_EXERCISE INPUTS_
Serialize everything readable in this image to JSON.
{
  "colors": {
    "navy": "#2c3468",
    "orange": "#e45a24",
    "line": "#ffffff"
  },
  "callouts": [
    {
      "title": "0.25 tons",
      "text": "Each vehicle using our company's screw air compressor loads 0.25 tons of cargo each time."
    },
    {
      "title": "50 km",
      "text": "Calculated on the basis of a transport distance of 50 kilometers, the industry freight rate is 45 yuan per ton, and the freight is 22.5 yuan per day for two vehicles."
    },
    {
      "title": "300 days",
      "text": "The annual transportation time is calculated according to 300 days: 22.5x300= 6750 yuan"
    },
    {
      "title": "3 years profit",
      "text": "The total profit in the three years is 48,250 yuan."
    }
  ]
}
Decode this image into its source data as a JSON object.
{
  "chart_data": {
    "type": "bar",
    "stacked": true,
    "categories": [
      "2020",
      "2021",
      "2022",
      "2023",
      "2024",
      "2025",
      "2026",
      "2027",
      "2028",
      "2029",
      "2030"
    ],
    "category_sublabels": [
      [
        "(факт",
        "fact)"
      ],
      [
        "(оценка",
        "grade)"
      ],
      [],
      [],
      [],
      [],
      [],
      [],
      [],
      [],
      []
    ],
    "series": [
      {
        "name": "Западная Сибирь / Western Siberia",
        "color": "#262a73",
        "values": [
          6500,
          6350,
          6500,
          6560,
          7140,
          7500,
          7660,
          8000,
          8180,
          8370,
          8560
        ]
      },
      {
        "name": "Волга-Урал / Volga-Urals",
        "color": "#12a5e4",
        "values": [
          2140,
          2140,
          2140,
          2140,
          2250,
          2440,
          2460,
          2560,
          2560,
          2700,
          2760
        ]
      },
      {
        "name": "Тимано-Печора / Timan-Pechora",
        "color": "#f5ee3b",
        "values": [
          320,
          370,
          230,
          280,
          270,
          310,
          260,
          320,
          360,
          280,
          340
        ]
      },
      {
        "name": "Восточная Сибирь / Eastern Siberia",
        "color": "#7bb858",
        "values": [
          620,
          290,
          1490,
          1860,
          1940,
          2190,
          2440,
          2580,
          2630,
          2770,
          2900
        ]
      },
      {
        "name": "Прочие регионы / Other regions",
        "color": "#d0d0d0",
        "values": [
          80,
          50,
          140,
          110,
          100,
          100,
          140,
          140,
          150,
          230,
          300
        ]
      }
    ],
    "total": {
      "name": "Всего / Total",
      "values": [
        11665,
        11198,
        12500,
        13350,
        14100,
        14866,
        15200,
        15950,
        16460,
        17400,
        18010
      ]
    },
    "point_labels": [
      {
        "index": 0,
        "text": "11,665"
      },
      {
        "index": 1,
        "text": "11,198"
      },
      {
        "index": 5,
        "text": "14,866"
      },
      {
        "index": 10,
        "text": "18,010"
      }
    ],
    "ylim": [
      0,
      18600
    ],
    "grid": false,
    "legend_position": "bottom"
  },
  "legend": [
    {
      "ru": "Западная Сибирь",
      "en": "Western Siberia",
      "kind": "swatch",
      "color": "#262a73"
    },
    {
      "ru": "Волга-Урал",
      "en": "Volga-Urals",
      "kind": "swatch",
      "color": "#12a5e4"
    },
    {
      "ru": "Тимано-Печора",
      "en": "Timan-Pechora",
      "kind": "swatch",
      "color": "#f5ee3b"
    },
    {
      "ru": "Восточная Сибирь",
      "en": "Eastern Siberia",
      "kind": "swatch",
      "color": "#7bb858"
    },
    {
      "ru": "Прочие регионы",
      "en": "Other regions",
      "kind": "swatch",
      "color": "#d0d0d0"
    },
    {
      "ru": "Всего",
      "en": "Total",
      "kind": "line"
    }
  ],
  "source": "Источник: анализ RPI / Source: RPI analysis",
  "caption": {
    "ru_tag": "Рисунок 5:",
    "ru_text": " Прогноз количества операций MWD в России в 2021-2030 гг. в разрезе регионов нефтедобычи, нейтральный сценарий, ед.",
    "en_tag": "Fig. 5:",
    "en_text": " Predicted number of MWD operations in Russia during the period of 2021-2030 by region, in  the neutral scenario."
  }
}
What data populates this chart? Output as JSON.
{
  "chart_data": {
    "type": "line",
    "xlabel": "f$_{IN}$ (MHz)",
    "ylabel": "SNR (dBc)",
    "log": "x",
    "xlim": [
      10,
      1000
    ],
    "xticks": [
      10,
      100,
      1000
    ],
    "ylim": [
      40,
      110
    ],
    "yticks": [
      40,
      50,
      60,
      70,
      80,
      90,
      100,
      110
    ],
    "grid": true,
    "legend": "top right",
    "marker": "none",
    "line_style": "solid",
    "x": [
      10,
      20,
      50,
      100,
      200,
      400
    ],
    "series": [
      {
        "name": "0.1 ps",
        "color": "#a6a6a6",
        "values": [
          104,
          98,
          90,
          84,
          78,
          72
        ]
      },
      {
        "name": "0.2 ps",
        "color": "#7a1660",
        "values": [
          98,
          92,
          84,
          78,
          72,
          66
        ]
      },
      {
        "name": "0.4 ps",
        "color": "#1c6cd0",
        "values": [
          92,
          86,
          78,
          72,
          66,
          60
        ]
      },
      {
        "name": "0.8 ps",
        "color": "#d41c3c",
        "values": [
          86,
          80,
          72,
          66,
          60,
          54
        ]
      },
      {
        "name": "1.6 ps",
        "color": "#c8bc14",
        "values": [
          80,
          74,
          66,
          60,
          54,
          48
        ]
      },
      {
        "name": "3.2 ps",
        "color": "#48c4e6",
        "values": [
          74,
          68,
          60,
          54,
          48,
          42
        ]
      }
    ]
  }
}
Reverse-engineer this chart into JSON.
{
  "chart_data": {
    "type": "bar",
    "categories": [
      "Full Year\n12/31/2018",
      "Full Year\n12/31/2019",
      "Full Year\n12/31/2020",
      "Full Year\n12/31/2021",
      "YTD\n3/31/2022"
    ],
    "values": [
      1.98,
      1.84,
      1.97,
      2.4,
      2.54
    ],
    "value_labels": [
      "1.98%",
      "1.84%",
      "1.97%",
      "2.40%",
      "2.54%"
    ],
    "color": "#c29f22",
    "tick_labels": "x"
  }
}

_STATED EXERCISE_
Hand back the material above in full, exactly as written.

_ANSWER TO THIS EXERCISE_
Serialize everything readable in this image to JSON.
{
  "colors": {
    "navy": "#2c3468",
    "orange": "#e45a24",
    "line": "#ffffff"
  },
  "callouts": [
    {
      "title": "0.25 tons",
      "text": "Each vehicle using our company's screw air compressor loads 0.25 tons of cargo each time."
    },
    {
      "title": "50 km",
      "text": "Calculated on the basis of a transport distance of 50 kilometers, the industry freight rate is 45 yuan per ton, and the freight is 22.5 yuan per day for two vehicles."
    },
    {
      "title": "300 days",
      "text": "The annual transportation time is calculated according to 300 days: 22.5x300= 6750 yuan"
    },
    {
      "title": "3 years profit",
      "text": "The total profit in the three years is 48,250 yuan."
    }
  ]
}
Decode this image into its source data as a JSON object.
{
  "chart_data": {
    "type": "bar",
    "stacked": true,
    "categories": [
      "2020",
      "2021",
      "2022",
      "2023",
      "2024",
      "2025",
      "2026",
      "2027",
      "2028",
      "2029",
      "2030"
    ],
    "category_sublabels": [
      [
        "(факт",
        "fact)"
      ],
      [
        "(оценка",
        "grade)"
      ],
      [],
      [],
      [],
      [],
      [],
      [],
      [],
      [],
      []
    ],
    "series": [
      {
        "name": "Западная Сибирь / Western Siberia",
        "color": "#262a73",
        "values": [
          6500,
          6350,
          6500,
          6560,
          7140,
          7500,
          7660,
          8000,
          8180,
          8370,
          8560
        ]
      },
      {
        "name": "Волга-Урал / Volga-Urals",
        "color": "#12a5e4",
        "values": [
          2140,
          2140,
          2140,
          2140,
          2250,
          2440,
          2460,
          2560,
          2560,
          2700,
          2760
        ]
      },
      {
        "name": "Тимано-Печора / Timan-Pechora",
        "color": "#f5ee3b",
        "values": [
          320,
          370,
          230,
          280,
          270,
          310,
          260,
          320,
          360,
          280,
          340
        ]
      },
      {
        "name": "Восточная Сибирь / Eastern Siberia",
        "color": "#7bb858",
        "values": [
          620,
          290,
          1490,
          1860,
          1940,
          2190,
          2440,
          2580,
          2630,
          2770,
          2900
        ]
      },
      {
        "name": "Прочие регионы / Other regions",
        "color": "#d0d0d0",
        "values": [
          80,
          50,
          140,
          110,
          100,
          100,
          140,
          140,
          150,
          230,
          300
        ]
      }
    ],
    "total": {
      "name": "Всего / Total",
      "values": [
        11665,
        11198,
        12500,
        13350,
        14100,
        14866,
        15200,
        15950,
        16460,
        17400,
        18010
      ]
    },
    "point_labels": [
      {
        "index": 0,
        "text": "11,665"
      },
      {
        "index": 1,
        "text": "11,198"
      },
      {
        "index": 5,
        "text": "14,866"
      },
      {
        "index": 10,
        "text": "18,010"
      }
    ],
    "ylim": [
      0,
      18600
    ],
    "grid": false,
    "legend_position": "bottom"
  },
  "legend": [
    {
      "ru": "Западная Сибирь",
      "en": "Western Siberia",
      "kind": "swatch",
      "color": "#262a73"
    },
    {
      "ru": "Волга-Урал",
      "en": "Volga-Urals",
      "kind": "swatch",
      "color": "#12a5e4"
    },
    {
      "ru": "Тимано-Печора",
      "en": "Timan-Pechora",
      "kind": "swatch",
      "color": "#f5ee3b"
    },
    {
      "ru": "Восточная Сибирь",
      "en": "Eastern Siberia",
      "kind": "swatch",
      "color": "#7bb858"
    },
    {
      "ru": "Прочие регионы",
      "en": "Other regions",
      "kind": "swatch",
      "color": "#d0d0d0"
    },
    {
      "ru": "Всего",
      "en": "Total",
      "kind": "line"
    }
  ],
  "source": "Источник: анализ RPI / Source: RPI analysis",
  "caption": {
    "ru_tag": "Рисунок 5:",
    "ru_text": " Прогноз количества операций MWD в России в 2021-2030 гг. в разрезе регионов нефтедобычи, нейтральный сценарий, ед.",
    "en_tag": "Fig. 5:",
    "en_text": " Predicted number of MWD operations in Russia during the period of 2021-2030 by region, in  the neutral scenario."
  }
}
What data populates this chart? Output as JSON.
{
  "chart_data": {
    "type": "line",
    "xlabel": "f$_{IN}$ (MHz)",
    "ylabel": "SNR (dBc)",
    "log": "x",
    "xlim": [
      10,
      1000
    ],
    "xticks": [
      10,
      100,
      1000
    ],
    "ylim": [
      40,
      110
    ],
    "yticks": [
      40,
      50,
      60,
      70,
      80,
      90,
      100,
      110
    ],
    "grid": true,
    "legend": "top right",
    "marker": "none",
    "line_style": "solid",
    "x": [
      10,
      20,
      50,
      100,
      200,
      400
    ],
    "series": [
      {
        "name": "0.1 ps",
        "color": "#a6a6a6",
        "values": [
          104,
          98,
          90,
          84,
          78,
          72
        ]
      },
      {
        "name": "0.2 ps",
        "color": "#7a1660",
        "values": [
          98,
          92,
          84,
          78,
          72,
          66
        ]
      },
      {
        "name": "0.4 ps",
        "color": "#1c6cd0",
        "values": [
          92,
          86,
          78,
          72,
          66,
          60
        ]
      },
      {
        "name": "0.8 ps",
        "color": "#d41c3c",
        "values": [
          86,
          80,
          72,
          66,
          60,
          54
        ]
      },
      {
        "name": "1.6 ps",
        "color": "#c8bc14",
        "values": [
          80,
          74,
          66,
          60,
          54,
          48
        ]
      },
      {
        "name": "3.2 ps",
        "color": "#48c4e6",
        "values": [
          74,
          68,
          60,
          54,
          48,
          42
        ]
      }
    ]
  }
}
Reverse-engineer this chart into JSON.
{
  "chart_data": {
    "type": "bar",
    "categories": [
      "Full Year\n12/31/2018",
      "Full Year\n12/31/2019",
      "Full Year\n12/31/2020",
      "Full Year\n12/31/2021",
      "YTD\n3/31/2022"
    ],
    "values": [
      1.98,
      1.84,
      1.97,
      2.4,
      2.54
    ],
    "value_labels": [
      "1.98%",
      "1.84%",
      "1.97%",
      "2.40%",
      "2.54%"
    ],
    "color": "#c29f22",
    "tick_labels": "x"
  }
}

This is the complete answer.